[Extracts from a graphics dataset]
--------------------

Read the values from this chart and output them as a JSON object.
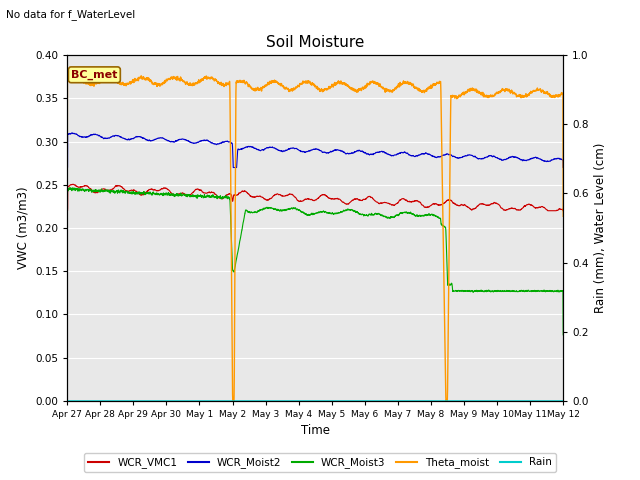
{
  "title": "Soil Moisture",
  "top_left_text": "No data for f_WaterLevel",
  "annotation_text": "BC_met",
  "xlabel": "Time",
  "ylabel_left": "VWC (m3/m3)",
  "ylabel_right": "Rain (mm), Water Level (cm)",
  "ylim_left": [
    0.0,
    0.4
  ],
  "ylim_right": [
    0.0,
    1.0
  ],
  "yticks_left": [
    0.0,
    0.05,
    0.1,
    0.15,
    0.2,
    0.25,
    0.3,
    0.35,
    0.4
  ],
  "yticks_right": [
    0.0,
    0.2,
    0.4,
    0.6,
    0.8,
    1.0
  ],
  "xtick_labels": [
    "Apr 27",
    "Apr 28",
    "Apr 29",
    "Apr 30",
    "May 1",
    "May 2",
    "May 3",
    "May 4",
    "May 5",
    "May 6",
    "May 7",
    "May 8",
    "May 9",
    "May 10",
    "May 11",
    "May 12"
  ],
  "background_color": "#e8e8e8",
  "figure_background": "#ffffff",
  "legend_items": [
    {
      "label": "WCR_VMC1",
      "color": "#cc0000"
    },
    {
      "label": "WCR_Moist2",
      "color": "#0000cc"
    },
    {
      "label": "WCR_Moist3",
      "color": "#00aa00"
    },
    {
      "label": "Theta_moist",
      "color": "#ff9900"
    },
    {
      "label": "Rain",
      "color": "#00cccc"
    }
  ],
  "annotation_box_color": "#ffff99",
  "annotation_box_edge": "#996600"
}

--------------------

Identify each line containing the string "Rain" and copy it out.

[Exercise result]:
  "ylabel_right": "Rain (mm), Water Level (cm)",
      "label": "Rain",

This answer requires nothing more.